WRITTEN EXERCISE: Locate every line in the records below that holds the word "Eurovision" and return each one.

+---+

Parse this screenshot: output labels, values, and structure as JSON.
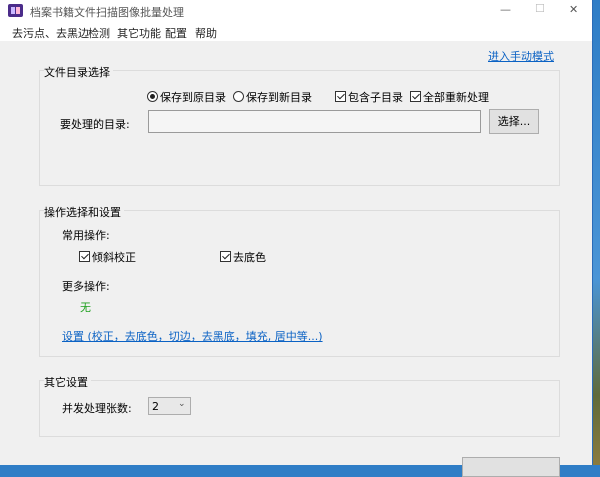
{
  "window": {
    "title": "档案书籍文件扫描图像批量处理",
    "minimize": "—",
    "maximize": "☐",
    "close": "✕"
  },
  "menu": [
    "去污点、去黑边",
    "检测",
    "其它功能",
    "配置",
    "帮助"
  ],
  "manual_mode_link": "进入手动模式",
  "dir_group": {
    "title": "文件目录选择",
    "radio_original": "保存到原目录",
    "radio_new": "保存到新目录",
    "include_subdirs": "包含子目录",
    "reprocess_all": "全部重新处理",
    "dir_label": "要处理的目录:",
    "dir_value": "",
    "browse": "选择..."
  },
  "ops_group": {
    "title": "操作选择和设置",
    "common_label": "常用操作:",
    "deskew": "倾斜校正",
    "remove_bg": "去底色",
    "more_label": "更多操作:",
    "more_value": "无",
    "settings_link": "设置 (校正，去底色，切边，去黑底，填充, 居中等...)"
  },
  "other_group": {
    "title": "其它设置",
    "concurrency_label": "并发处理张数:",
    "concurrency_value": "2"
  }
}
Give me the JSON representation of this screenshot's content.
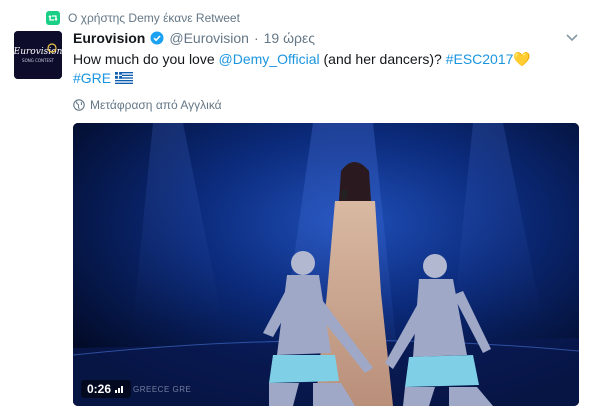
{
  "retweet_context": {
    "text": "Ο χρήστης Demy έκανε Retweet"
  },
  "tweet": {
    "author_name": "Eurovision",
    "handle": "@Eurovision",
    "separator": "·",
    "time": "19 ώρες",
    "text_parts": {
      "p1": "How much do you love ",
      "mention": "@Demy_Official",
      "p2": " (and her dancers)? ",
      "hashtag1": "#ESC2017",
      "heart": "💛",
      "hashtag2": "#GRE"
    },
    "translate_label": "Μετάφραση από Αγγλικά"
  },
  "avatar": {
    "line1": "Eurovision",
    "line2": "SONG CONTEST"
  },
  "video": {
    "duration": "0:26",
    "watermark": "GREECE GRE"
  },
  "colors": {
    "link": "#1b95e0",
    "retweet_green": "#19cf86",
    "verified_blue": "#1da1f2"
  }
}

+---+

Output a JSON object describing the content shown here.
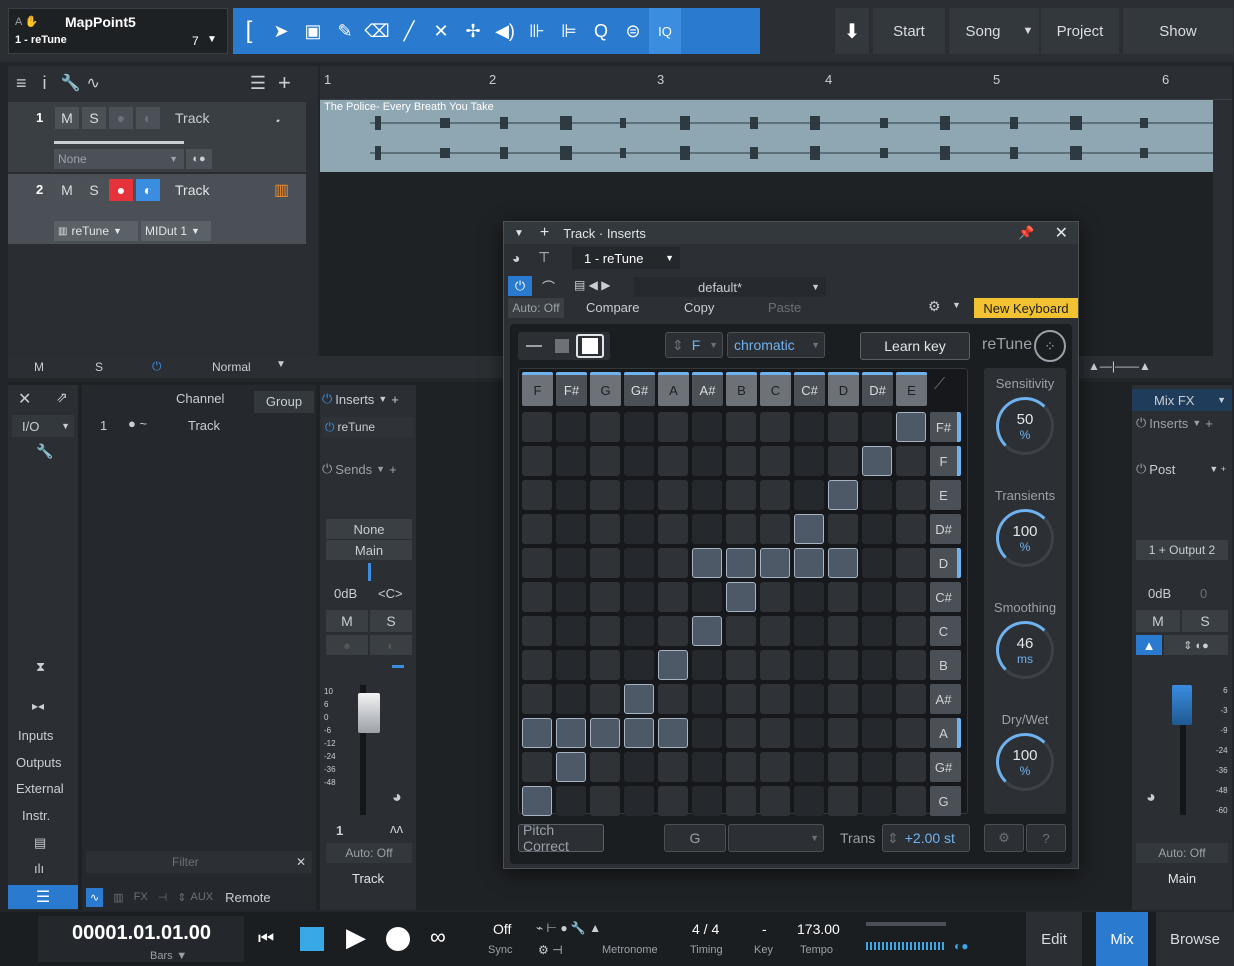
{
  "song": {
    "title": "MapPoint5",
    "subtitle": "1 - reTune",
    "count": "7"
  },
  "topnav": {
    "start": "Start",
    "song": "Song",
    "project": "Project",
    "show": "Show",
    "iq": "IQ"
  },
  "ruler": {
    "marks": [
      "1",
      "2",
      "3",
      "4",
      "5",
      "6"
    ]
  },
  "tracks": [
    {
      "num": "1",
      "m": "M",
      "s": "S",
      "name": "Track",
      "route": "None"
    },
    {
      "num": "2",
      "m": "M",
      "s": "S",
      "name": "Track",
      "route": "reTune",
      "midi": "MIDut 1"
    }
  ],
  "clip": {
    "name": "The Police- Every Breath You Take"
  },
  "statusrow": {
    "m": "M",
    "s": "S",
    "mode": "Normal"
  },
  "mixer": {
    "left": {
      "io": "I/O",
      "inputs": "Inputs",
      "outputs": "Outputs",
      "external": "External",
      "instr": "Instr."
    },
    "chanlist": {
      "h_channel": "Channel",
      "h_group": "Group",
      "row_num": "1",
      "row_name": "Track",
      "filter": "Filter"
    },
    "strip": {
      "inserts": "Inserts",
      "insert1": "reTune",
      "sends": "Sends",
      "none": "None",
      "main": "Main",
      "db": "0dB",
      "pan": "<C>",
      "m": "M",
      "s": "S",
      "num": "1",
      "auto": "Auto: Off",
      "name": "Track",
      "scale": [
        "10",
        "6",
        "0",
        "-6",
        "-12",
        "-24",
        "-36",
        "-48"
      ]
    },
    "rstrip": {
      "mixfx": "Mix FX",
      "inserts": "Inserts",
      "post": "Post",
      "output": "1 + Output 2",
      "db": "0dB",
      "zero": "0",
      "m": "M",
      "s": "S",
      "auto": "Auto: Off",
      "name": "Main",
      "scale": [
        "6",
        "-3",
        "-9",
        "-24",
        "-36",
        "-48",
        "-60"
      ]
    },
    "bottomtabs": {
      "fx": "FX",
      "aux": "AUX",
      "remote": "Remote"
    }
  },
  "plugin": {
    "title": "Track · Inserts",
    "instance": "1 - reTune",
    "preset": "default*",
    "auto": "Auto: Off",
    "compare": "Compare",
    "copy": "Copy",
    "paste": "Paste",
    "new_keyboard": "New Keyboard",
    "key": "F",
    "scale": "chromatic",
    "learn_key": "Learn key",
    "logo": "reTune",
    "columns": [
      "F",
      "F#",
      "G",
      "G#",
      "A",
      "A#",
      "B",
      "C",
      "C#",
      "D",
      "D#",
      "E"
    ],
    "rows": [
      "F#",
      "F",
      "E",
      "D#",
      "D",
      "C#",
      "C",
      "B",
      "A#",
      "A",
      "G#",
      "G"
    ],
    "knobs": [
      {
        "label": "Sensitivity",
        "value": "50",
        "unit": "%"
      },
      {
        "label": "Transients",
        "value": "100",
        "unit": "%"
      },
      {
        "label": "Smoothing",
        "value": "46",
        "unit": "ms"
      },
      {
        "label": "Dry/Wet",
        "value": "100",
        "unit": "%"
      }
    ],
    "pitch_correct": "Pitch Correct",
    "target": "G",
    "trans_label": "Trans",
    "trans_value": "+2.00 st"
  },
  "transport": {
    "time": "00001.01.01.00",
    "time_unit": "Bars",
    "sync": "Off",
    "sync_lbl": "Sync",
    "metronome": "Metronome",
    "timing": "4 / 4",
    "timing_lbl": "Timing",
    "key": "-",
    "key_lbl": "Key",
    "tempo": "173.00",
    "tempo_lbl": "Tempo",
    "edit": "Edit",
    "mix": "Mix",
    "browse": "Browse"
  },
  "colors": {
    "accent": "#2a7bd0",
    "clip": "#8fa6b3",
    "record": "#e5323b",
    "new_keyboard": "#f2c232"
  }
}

+---+

RESPONSE TO THE TASK:
    "author_name": "Eurovision",
    "handle": "@Eurovision",
    "line1": "Eurovision",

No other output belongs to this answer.